* **TASK DIRECTIONS**: Say how many lines contain "Aotea"; the answer is the number alone.

* **GIVEN RECORDS**:
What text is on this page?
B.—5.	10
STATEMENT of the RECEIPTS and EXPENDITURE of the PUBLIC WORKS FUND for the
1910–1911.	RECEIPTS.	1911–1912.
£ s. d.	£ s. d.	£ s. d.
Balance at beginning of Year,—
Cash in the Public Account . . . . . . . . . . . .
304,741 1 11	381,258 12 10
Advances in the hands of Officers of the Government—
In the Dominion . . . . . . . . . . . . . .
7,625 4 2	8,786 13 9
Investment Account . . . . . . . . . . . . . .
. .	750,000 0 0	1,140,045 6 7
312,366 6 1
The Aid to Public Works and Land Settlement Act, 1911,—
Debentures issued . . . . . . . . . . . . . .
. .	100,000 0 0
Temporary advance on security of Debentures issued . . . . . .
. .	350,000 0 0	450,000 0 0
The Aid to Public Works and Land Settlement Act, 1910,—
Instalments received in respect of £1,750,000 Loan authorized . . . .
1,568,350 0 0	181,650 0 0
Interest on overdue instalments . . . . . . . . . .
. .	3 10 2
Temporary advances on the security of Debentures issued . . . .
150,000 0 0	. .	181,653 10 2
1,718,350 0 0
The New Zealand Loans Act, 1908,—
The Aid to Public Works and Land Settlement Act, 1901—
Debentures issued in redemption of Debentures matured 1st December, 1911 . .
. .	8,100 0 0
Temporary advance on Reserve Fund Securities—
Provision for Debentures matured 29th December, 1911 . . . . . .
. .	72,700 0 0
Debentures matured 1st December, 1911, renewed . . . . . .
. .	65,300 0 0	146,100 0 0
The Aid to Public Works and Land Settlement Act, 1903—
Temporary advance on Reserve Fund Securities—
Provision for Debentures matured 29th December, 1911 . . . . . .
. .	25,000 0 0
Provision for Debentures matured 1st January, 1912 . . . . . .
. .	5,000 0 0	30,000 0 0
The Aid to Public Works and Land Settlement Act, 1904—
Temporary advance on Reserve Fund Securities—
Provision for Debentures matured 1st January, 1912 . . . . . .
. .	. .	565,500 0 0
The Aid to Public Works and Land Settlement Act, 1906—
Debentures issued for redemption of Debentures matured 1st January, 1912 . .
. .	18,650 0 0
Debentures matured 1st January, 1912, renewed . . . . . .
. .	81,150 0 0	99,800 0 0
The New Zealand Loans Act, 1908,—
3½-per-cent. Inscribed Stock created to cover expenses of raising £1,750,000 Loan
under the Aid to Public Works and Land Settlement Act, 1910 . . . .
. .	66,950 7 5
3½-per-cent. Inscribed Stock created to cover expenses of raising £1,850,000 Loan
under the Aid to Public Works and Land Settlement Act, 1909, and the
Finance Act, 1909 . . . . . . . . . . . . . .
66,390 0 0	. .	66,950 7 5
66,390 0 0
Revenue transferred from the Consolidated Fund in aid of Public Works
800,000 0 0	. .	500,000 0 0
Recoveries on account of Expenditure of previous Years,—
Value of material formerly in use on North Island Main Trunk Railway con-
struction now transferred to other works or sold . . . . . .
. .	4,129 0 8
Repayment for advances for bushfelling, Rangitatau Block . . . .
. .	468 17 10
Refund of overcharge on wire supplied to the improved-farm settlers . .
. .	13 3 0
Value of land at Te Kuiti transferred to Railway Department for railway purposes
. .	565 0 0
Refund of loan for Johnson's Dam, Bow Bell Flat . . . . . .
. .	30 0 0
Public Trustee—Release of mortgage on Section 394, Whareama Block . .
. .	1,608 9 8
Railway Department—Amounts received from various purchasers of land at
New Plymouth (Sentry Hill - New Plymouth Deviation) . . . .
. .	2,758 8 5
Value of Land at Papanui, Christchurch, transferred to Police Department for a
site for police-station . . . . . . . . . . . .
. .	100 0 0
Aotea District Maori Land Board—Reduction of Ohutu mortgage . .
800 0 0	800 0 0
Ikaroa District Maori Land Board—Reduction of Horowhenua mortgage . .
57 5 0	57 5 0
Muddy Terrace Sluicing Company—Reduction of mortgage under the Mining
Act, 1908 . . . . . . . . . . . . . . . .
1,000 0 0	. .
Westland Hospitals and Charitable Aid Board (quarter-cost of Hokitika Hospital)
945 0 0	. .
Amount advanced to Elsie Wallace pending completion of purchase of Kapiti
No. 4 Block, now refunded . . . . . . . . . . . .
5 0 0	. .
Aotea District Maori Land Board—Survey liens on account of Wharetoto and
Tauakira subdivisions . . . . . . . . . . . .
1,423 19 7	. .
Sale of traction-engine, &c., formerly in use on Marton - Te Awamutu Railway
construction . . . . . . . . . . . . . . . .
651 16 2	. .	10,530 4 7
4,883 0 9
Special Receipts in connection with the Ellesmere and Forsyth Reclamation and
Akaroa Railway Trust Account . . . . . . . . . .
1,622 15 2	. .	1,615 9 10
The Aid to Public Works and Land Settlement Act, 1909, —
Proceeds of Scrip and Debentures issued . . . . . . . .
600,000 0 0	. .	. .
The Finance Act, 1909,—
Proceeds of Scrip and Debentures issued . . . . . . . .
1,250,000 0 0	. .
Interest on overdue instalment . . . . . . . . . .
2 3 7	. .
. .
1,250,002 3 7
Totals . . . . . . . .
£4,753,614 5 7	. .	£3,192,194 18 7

* **ANSWER IN FULL**: 2